### DOCUMENT SOURCE
○ ○ ○

Maxime Da Silva (NFP) : « Nous sommes capables de constituer 10, 20, 30 gouvernements »

Photo de couverture : meeting NFP

Second tour des élections législatives sur la circonscription des Français d’Espagne, du Portugal, d’Andorre et de Monaco. Le candidat du Nouveau Front Populaire et ancien responsable des ressources humaines du groupe LFI au Parlement, Maxime Da Silva, affronte le député sortant, Stéphane Vojetta. Rencontre avec l’Insoumis.

 

Comment analysez-vous votre résultat du 1er tour (26,18%) ? Au vu de ce score, il semblerait que le député sortant Stéphane Vojetta, au-delà d’être arrivé largement en tête, possède plus de réserves de voix que vous. Comment menez-vous campagne avec ces chiffres en tête ?

Je suis très fier que les électeurs et les électrices de la circonscription aient décidé de voter massivement pour le Nouveau Front Populaire au 1er tour de l’élection législative, et je les remercie très sincèrement. Le bloc libéral s’effondre au profit de l’extrême droite et de notre côté, nous progressons largement en nombre de voix et en pourcentage, si l’on prend en compte également les suffrages exprimés en faveur du candidat écologiste. 

M. Vojetta était en tête au 1er tour car il n’y avait cette fois qu’un seul autre candidat du parti présidentiel, auquel il appartient. Je ne vois pas quelles réserves de voix il aurait. Les électeurs écologistes voteront pour ma candidature puisque M. Vojetta appartient à une majorité condamnée pour inaction climatique et a voté toutes les lois de violence écologique sous la Présidence Macron. Le candidat de la droite a pointé du doigt au débat du 1er tour le bilan désastreux de M. Vojetta sur les coupes budgétaires infligées à nos services publics, donc ses électeurs ne se tromperont pas. Enfin, parmi les électeurs de l’extrême droite, beaucoup ont voté pour sanctionner la politique de Messieurs Macron et Vojetta, et pas par adhésion au Rassemblement national. Ils savent que M. Vojetta n’a rien d’un indépendant, qu’il a été inutile aux électeurs de la circonscription lorsqu’il était élu et que la seule candidature d’opposition aux Macronistes est la mienne.

J’ajoute qu’à l’échelle nationale, vous avez un match à deux : le Rassemblement national ou le Nouveau Front Populaire. La « majorité républicaine » que propose Monsieur Vojetta est une fiction absolue, qui n’existera pas. Il ment aux électeurs et électrices. Imaginez à quel point il serait inutile dans un groupe minoritaire, vu qu’il l’était déjà dans un groupe majoritaire ! Dimanche, le seul candidat susceptible d’appartenir à une majorité et de défendre les intérêts des Français de l’Étranger, c’est moi. Ce score est porteur d’espoirs et nous ouvre les portes d’une possible victoire le 7 juillet prochain.

○ ○ ○

### LA CONSIGNE
Prolongez l'entretien avec Maxime Da Silva ci-dessus en reprenant juste après sa dernière phrase.

○ ○ ○

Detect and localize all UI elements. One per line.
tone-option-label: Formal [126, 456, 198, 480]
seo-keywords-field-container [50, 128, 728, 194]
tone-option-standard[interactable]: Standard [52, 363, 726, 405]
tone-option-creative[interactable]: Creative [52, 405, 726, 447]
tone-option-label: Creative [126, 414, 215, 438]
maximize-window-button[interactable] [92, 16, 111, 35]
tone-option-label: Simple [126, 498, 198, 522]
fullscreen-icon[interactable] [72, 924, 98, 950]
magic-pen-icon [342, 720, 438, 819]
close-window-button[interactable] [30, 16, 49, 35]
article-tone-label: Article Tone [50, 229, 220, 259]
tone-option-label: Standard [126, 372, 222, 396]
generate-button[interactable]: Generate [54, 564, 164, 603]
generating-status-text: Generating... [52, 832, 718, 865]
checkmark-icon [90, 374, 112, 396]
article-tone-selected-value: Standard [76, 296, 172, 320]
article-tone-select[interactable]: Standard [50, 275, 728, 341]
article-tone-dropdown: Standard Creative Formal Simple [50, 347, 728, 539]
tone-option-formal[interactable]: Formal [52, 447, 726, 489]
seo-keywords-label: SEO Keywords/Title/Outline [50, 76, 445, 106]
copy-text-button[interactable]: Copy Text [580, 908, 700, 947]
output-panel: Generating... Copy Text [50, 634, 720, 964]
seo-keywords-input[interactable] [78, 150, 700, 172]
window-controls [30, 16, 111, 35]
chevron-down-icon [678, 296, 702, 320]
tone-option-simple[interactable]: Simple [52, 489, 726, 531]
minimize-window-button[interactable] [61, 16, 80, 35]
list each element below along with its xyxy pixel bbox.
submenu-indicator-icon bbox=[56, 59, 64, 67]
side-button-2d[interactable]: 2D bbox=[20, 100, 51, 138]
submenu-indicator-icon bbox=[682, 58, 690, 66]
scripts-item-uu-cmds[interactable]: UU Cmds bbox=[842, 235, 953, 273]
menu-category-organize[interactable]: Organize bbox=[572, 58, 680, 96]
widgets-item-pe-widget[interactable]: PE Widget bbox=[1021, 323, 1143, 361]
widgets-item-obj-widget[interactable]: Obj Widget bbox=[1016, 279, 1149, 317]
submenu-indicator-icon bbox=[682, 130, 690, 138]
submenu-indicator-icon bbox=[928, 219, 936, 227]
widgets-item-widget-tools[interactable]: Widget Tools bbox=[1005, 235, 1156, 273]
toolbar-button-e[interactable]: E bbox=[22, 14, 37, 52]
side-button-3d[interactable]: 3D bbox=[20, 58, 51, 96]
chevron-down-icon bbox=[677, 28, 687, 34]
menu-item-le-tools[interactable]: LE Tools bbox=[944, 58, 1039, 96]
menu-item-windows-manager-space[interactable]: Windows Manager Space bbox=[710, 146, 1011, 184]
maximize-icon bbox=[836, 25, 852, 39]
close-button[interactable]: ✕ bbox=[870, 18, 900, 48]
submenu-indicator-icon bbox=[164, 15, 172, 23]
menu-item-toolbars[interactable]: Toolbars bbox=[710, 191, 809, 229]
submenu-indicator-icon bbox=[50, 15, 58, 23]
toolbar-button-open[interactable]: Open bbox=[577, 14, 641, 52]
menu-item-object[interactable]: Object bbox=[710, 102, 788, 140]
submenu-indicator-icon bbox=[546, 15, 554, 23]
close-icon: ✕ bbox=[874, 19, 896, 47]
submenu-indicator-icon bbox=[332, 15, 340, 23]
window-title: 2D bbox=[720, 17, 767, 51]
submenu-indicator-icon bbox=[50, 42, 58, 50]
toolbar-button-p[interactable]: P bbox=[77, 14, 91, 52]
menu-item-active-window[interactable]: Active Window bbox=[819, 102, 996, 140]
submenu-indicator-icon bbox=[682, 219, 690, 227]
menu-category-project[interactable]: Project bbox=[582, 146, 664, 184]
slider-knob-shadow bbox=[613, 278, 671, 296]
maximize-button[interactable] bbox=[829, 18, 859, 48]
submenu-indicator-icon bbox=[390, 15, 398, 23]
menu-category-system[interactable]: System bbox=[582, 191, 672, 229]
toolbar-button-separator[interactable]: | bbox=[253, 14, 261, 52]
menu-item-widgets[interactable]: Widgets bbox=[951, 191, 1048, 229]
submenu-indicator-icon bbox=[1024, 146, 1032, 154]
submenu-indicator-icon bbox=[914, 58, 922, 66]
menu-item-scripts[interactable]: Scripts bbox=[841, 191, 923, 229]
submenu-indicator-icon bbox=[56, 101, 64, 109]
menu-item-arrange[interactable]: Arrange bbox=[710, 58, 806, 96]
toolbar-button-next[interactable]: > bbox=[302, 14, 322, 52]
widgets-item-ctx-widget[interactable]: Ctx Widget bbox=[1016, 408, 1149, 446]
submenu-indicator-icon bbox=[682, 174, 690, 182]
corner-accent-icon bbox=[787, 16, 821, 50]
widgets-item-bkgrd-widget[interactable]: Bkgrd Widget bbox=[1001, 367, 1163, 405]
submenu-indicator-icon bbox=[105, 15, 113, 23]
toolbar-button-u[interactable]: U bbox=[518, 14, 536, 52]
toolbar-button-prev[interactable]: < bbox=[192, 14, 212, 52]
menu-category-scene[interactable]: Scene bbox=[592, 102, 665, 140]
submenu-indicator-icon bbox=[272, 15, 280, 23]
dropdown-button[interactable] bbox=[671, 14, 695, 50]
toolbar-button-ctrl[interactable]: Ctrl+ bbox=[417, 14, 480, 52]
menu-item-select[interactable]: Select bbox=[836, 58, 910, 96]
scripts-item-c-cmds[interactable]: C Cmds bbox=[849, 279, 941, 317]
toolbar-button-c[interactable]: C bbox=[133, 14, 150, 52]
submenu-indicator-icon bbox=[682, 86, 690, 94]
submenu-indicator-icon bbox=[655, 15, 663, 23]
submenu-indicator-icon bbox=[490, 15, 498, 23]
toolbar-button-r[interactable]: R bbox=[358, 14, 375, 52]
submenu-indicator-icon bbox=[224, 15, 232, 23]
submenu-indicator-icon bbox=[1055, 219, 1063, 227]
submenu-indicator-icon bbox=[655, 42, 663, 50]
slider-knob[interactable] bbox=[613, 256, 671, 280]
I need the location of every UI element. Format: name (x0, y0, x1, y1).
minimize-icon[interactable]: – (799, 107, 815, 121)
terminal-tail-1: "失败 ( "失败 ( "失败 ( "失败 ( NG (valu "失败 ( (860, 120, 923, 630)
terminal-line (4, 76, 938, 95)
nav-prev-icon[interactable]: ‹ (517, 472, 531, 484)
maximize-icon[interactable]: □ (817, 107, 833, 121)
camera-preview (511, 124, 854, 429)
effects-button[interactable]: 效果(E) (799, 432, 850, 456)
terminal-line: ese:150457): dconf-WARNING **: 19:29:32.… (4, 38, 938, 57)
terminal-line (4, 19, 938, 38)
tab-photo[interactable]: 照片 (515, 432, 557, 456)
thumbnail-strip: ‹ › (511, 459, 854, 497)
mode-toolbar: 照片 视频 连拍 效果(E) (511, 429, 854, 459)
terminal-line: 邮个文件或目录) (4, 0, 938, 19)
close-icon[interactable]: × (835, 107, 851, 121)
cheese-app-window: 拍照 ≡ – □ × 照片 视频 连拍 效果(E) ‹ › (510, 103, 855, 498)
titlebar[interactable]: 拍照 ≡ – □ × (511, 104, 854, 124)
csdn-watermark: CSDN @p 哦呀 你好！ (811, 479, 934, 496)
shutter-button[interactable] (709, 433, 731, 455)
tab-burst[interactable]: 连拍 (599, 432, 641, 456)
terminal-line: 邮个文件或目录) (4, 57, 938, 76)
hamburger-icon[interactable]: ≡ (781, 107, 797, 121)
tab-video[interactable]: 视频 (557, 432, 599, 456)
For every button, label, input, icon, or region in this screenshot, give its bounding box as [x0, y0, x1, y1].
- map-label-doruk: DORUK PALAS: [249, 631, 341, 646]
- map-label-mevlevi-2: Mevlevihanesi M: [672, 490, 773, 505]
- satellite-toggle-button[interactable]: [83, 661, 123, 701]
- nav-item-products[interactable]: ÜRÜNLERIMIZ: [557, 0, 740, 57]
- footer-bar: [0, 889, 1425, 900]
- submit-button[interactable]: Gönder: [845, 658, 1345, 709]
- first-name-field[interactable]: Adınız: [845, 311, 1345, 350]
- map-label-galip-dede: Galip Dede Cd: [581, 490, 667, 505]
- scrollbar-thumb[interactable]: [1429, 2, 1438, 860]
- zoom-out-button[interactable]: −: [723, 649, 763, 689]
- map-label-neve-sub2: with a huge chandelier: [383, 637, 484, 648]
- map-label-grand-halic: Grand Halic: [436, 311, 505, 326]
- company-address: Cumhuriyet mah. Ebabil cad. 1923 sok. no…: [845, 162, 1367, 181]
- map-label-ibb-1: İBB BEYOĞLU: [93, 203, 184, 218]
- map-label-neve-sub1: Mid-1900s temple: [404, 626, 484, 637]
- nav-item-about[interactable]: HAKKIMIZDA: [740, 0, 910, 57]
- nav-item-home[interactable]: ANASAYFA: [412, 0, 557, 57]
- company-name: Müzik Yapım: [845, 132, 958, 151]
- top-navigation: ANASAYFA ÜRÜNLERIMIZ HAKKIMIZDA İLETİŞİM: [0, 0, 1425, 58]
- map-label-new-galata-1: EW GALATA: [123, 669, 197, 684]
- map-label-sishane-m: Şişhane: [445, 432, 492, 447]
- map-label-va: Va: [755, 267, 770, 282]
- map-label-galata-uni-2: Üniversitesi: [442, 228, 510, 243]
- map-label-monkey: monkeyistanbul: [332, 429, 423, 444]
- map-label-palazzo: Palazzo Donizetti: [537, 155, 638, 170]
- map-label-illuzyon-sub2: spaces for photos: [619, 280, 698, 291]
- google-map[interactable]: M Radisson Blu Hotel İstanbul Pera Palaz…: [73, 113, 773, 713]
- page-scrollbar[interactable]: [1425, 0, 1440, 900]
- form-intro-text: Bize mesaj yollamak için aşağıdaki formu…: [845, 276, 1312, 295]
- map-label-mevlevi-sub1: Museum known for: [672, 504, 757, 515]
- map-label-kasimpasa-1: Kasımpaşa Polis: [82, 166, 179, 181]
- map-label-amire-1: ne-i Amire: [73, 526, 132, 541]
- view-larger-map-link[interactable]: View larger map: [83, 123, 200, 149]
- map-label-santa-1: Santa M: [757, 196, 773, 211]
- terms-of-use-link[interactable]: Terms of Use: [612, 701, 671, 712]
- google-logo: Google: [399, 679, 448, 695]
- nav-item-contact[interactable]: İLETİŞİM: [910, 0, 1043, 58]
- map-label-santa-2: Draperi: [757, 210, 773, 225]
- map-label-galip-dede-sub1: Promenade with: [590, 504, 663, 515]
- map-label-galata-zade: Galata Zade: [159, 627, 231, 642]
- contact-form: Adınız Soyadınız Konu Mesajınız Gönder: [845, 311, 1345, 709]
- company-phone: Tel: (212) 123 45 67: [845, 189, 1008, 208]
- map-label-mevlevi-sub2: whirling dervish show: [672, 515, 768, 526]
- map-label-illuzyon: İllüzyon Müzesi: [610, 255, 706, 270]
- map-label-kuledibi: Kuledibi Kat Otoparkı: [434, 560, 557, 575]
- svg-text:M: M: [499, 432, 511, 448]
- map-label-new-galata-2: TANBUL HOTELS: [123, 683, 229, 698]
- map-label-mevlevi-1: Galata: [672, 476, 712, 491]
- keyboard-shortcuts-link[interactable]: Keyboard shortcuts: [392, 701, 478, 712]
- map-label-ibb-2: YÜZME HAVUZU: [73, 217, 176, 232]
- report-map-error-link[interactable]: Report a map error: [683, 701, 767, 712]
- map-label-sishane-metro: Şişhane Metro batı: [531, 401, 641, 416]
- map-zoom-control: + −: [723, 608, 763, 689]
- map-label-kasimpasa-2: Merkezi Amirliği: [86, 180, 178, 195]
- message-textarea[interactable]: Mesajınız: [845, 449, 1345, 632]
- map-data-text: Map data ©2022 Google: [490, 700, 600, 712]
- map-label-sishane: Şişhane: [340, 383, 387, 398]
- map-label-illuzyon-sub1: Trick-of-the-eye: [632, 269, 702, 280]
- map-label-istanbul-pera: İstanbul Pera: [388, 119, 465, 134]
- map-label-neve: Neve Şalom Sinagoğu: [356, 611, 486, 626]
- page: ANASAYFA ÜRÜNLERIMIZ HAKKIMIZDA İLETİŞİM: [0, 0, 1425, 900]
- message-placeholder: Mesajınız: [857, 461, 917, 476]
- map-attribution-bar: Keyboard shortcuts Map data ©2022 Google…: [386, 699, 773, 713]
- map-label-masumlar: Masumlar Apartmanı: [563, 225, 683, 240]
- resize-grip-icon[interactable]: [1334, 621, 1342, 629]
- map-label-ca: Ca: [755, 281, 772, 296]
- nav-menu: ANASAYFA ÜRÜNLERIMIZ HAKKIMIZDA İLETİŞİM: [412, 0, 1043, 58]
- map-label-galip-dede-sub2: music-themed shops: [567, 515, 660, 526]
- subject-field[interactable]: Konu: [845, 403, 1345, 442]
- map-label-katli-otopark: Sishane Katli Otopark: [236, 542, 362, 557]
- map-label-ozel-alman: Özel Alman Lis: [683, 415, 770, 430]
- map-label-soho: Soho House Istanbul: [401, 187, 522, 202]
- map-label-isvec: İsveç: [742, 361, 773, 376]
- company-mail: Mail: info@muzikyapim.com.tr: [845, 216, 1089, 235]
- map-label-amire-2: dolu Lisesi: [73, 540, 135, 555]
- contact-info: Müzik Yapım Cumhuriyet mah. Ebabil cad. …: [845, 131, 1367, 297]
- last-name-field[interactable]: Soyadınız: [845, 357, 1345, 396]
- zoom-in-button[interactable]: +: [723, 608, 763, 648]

○ ○ ○

### RÉSULTAT DE L'EXERCICE
Vous avez passé beaucoup de temps dans cette courte campagne à rencontrer toutes les figures de la gauche et de l’ultragauche espagnole. Au-delà du buzz médiatique que cela crée, n’avez-vous pas l’impression de prêcher des convertis et de ne pas avoir créé du lien avec les Français électeurs de la circonscription ?

C’est vrai que de nombreuses voix se sont levées dans toute la gauche espagnole pour soutenir ma candidature. Un spectre très large de Sumar à Podemos, en passant par le Parti Socialiste Catalan, le PSOE, des partis écologistes, Barcelona en Comùn, Izquierda Unida… Les électeurs et électrices peuvent s’assurer que j’aurai des liens étroits avec les responsables politiques espagnols, pas comme mon concurrent qui insulte et caricature une force politique soutenue par le Gouvernement d’Espagne. Une position inconsciente du point de vue du rayonnement de la France à l’Étranger et qui pourrait mettre nos positions diplomatiques en difficulté.

Concernant mes liens avec les électeurs et électrices, ils sont forts et nombreux. Je suis allé à Madrid, Valence, Barcelone, Alicante et Lisbonne au 1er tour. Nous avons eu des échanges à distance avec des concitoyens de Bilbao, Palma de Majorque, Porto, Monaco, Andorre. Nous avons fait un grand meeting pour toute la circonscription, suivi par plusieurs milliers de personnes, toutes plateformes confondues. Nous sommes allés sur le terrain voir les associations, les lycées français, les commerces français, nous avons participé à des évènements de la French Tech, regardé des matchs de l’Euro dans des fans zones et nous avons été rendre visite à de nombreux électeurs jusque devant chez eux.

Les socialistes, les écologistes, les insoumis, les communistes, les syndicalistes et associatifs en soutien à ma candidature… Toutes et tous sommes sur le terrain, plutôt qu’occupés dans les évènements mondains à nous nourrir de petits fours comme a l’habitude de le faire Monsieur Vojetta.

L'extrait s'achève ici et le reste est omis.